◆ **Exercise requirements**:
Leave out the pictures and copy everything else below exactly.

*** Materials provided

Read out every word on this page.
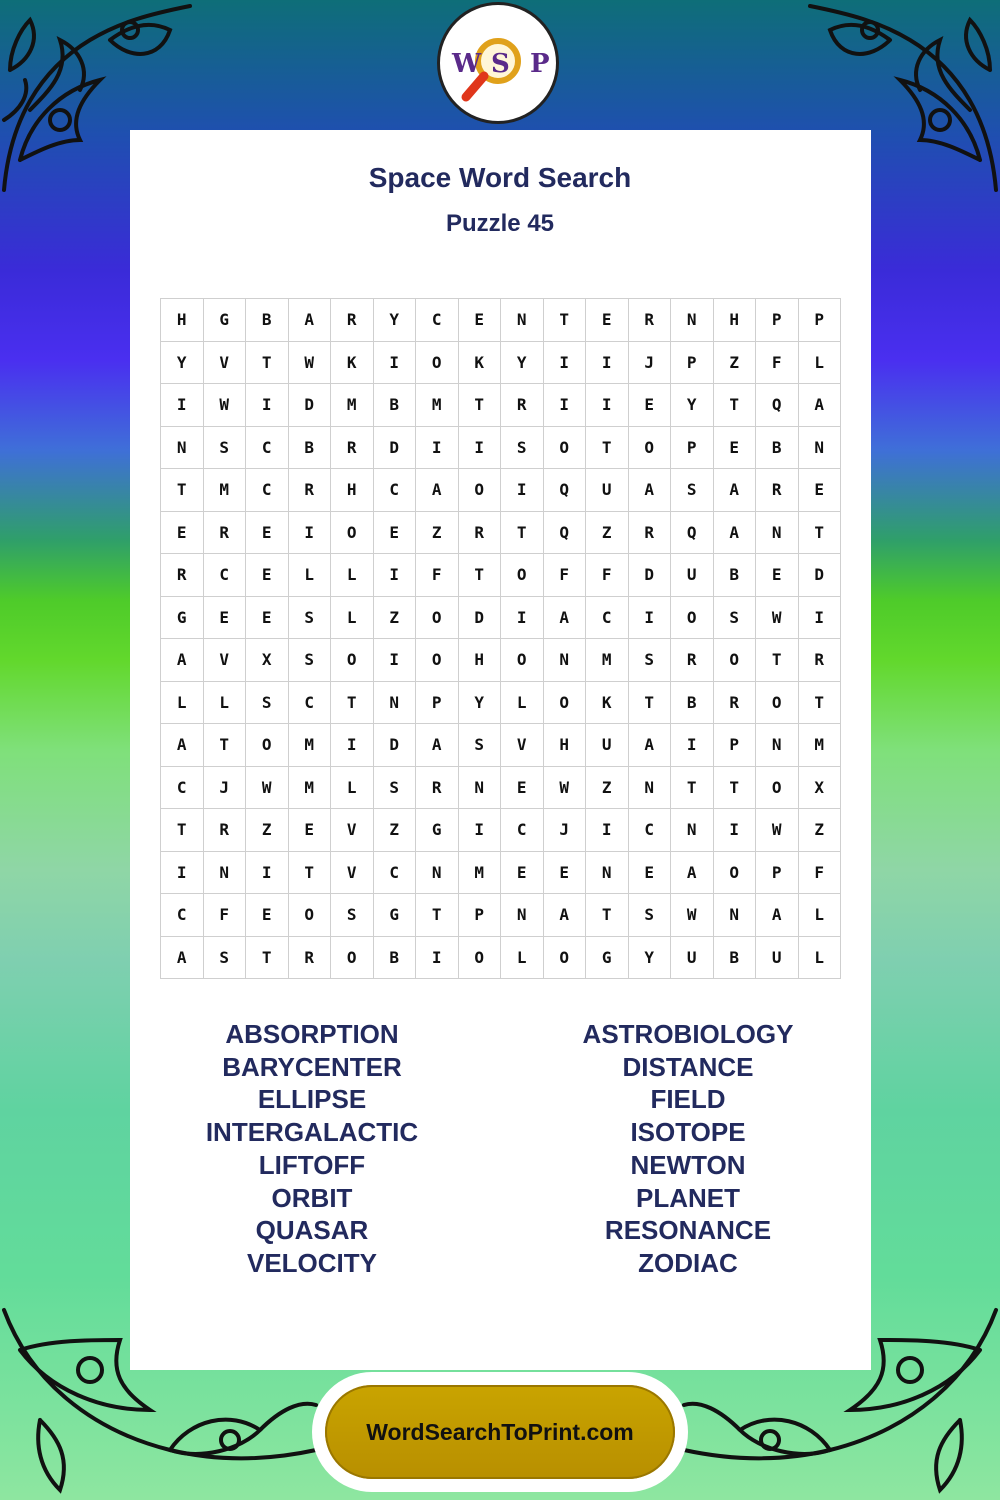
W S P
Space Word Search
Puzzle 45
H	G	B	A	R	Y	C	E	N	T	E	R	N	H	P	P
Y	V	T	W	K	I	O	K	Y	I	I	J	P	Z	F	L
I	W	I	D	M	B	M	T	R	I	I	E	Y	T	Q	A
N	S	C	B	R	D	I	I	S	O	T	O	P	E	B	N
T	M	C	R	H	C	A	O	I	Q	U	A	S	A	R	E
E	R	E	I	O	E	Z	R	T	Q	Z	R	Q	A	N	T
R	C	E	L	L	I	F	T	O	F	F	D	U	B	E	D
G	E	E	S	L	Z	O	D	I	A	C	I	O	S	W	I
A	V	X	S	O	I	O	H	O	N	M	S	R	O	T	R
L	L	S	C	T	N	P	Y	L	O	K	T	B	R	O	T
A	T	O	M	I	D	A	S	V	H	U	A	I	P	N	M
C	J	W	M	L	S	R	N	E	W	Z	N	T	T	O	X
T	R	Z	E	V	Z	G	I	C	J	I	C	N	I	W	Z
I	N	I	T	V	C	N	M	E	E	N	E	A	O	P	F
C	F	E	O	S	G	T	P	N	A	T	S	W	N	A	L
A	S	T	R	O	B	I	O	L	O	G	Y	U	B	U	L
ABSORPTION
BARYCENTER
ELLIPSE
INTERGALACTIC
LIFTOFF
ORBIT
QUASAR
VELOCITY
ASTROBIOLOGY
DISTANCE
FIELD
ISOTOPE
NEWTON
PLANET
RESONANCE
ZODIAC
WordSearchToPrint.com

******

◆ **Task solution**:
Read out every word on this page.
W S P
Space Word Search
Puzzle 45
H	G	B	A	R	Y	C	E	N	T	E	R	N	H	P	P
Y	V	T	W	K	I	O	K	Y	I	I	J	P	Z	F	L
I	W	I	D	M	B	M	T	R	I	I	E	Y	T	Q	A
N	S	C	B	R	D	I	I	S	O	T	O	P	E	B	N
T	M	C	R	H	C	A	O	I	Q	U	A	S	A	R	E
E	R	E	I	O	E	Z	R	T	Q	Z	R	Q	A	N	T
R	C	E	L	L	I	F	T	O	F	F	D	U	B	E	D
G	E	E	S	L	Z	O	D	I	A	C	I	O	S	W	I
A	V	X	S	O	I	O	H	O	N	M	S	R	O	T	R
L	L	S	C	T	N	P	Y	L	O	K	T	B	R	O	T
A	T	O	M	I	D	A	S	V	H	U	A	I	P	N	M
C	J	W	M	L	S	R	N	E	W	Z	N	T	T	O	X
T	R	Z	E	V	Z	G	I	C	J	I	C	N	I	W	Z
I	N	I	T	V	C	N	M	E	E	N	E	A	O	P	F
C	F	E	O	S	G	T	P	N	A	T	S	W	N	A	L
A	S	T	R	O	B	I	O	L	O	G	Y	U	B	U	L
ABSORPTION
BARYCENTER
ELLIPSE
INTERGALACTIC
LIFTOFF
ORBIT
QUASAR
VELOCITY
ASTROBIOLOGY
DISTANCE
FIELD
ISOTOPE
NEWTON
PLANET
RESONANCE
ZODIAC
WordSearchToPrint.com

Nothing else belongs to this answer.